__Instruction__
Each line that follows is to be retyped exactly.

━━━ The input ━━━

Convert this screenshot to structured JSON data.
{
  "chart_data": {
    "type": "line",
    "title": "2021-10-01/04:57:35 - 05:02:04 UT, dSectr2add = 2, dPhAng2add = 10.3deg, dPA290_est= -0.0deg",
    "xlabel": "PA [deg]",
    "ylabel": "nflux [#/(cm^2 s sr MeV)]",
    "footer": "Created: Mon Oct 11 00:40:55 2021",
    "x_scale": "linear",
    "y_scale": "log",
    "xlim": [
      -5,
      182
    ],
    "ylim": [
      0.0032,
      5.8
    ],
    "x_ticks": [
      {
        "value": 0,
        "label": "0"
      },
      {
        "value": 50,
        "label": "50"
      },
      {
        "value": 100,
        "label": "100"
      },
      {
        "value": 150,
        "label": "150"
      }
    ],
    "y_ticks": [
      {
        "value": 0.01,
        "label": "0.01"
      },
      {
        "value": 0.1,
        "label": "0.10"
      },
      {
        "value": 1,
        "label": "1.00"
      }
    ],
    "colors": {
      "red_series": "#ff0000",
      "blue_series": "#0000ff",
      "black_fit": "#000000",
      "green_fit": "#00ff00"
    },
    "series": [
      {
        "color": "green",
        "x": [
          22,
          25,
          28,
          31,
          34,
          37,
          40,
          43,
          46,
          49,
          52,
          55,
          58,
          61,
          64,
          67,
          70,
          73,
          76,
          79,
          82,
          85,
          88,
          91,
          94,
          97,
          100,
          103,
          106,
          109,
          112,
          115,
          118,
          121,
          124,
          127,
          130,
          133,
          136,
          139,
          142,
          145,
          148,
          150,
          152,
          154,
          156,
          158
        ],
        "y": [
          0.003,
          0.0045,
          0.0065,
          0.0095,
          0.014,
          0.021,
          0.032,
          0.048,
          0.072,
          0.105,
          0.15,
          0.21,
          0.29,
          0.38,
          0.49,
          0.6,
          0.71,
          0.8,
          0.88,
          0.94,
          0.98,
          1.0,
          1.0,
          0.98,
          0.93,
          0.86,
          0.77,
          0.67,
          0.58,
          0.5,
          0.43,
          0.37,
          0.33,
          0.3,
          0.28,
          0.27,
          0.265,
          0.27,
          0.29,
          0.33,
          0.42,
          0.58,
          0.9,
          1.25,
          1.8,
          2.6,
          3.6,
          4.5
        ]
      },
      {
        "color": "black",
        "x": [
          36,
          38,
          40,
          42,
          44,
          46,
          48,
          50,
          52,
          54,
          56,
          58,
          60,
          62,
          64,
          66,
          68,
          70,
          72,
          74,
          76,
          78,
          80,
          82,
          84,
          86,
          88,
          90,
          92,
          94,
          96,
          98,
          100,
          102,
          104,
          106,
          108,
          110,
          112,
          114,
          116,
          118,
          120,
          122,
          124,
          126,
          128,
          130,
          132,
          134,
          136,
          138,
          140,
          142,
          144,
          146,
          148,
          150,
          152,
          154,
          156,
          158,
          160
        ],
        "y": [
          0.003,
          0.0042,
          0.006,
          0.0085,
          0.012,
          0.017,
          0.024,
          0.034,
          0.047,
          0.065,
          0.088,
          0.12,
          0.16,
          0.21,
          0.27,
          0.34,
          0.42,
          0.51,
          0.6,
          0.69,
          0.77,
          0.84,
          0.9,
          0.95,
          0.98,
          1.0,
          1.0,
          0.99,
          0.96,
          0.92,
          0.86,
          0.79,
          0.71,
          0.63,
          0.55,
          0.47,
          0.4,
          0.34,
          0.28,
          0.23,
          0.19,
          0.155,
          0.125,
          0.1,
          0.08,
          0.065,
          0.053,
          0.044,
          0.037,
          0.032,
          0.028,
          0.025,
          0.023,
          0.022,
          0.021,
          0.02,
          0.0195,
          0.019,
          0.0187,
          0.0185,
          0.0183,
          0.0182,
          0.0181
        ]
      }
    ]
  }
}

━━━

__Response__
Convert this screenshot to structured JSON data.
{
  "chart_data": {
    "type": "line",
    "title": "2021-10-01/04:57:35 - 05:02:04 UT, dSectr2add = 2, dPhAng2add = 10.3deg, dPA290_est= -0.0deg",
    "xlabel": "PA [deg]",
    "ylabel": "nflux [#/(cm^2 s sr MeV)]",
    "footer": "Created: Mon Oct 11 00:40:55 2021",
    "x_scale": "linear",
    "y_scale": "log",
    "xlim": [
      -5,
      182
    ],
    "ylim": [
      0.0032,
      5.8
    ],
    "x_ticks": [
      {
        "value": 0,
        "label": "0"
      },
      {
        "value": 50,
        "label": "50"
      },
      {
        "value": 100,
        "label": "100"
      },
      {
        "value": 150,
        "label": "150"
      }
    ],
    "y_ticks": [
      {
        "value": 0.01,
        "label": "0.01"
      },
      {
        "value": 0.1,
        "label": "0.10"
      },
      {
        "value": 1,
        "label": "1.00"
      }
    ],
    "colors": {
      "red_series": "#ff0000",
      "blue_series": "#0000ff",
      "black_fit": "#000000",
      "green_fit": "#00ff00"
    },
    "series": [
      {
        "color": "green",
        "x": [
          22,
          25,
          28,
          31,
          34,
          37,
          40,
          43,
          46,
          49,
          52,
          55,
          58,
          61,
          64,
          67,
          70,
          73,
          76,
          79,
          82,
          85,
          88,
          91,
          94,
          97,
          100,
          103,
          106,
          109,
          112,
          115,
          118,
          121,
          124,
          127,
          130,
          133,
          136,
          139,
          142,
          145,
          148,
          150,
          152,
          154,
          156,
          158
        ],
        "y": [
          0.003,
          0.0045,
          0.0065,
          0.0095,
          0.014,
          0.021,
          0.032,
          0.048,
          0.072,
          0.105,
          0.15,
          0.21,
          0.29,
          0.38,
          0.49,
          0.6,
          0.71,
          0.8,
          0.88,
          0.94,
          0.98,
          1.0,
          1.0,
          0.98,
          0.93,
          0.86,
          0.77,
          0.67,
          0.58,
          0.5,
          0.43,
          0.37,
          0.33,
          0.3,
          0.28,
          0.27,
          0.265,
          0.27,
          0.29,
          0.33,
          0.42,
          0.58,
          0.9,
          1.25,
          1.8,
          2.6,
          3.6,
          4.5
        ]
      },
      {
        "color": "black",
        "x": [
          36,
          38,
          40,
          42,
          44,
          46,
          48,
          50,
          52,
          54,
          56,
          58,
          60,
          62,
          64,
          66,
          68,
          70,
          72,
          74,
          76,
          78,
          80,
          82,
          84,
          86,
          88,
          90,
          92,
          94,
          96,
          98,
          100,
          102,
          104,
          106,
          108,
          110,
          112,
          114,
          116,
          118,
          120,
          122,
          124,
          126,
          128,
          130,
          132,
          134,
          136,
          138,
          140,
          142,
          144,
          146,
          148,
          150,
          152,
          154,
          156,
          158,
          160
        ],
        "y": [
          0.003,
          0.0042,
          0.006,
          0.0085,
          0.012,
          0.017,
          0.024,
          0.034,
          0.047,
          0.065,
          0.088,
          0.12,
          0.16,
          0.21,
          0.27,
          0.34,
          0.42,
          0.51,
          0.6,
          0.69,
          0.77,
          0.84,
          0.9,
          0.95,
          0.98,
          1.0,
          1.0,
          0.99,
          0.96,
          0.92,
          0.86,
          0.79,
          0.71,
          0.63,
          0.55,
          0.47,
          0.4,
          0.34,
          0.28,
          0.23,
          0.19,
          0.155,
          0.125,
          0.1,
          0.08,
          0.065,
          0.053,
          0.044,
          0.037,
          0.032,
          0.028,
          0.025,
          0.023,
          0.022,
          0.021,
          0.02,
          0.0195,
          0.019,
          0.0187,
          0.0185,
          0.0183,
          0.0182,
          0.0181
        ]
      }
    ]
  }
}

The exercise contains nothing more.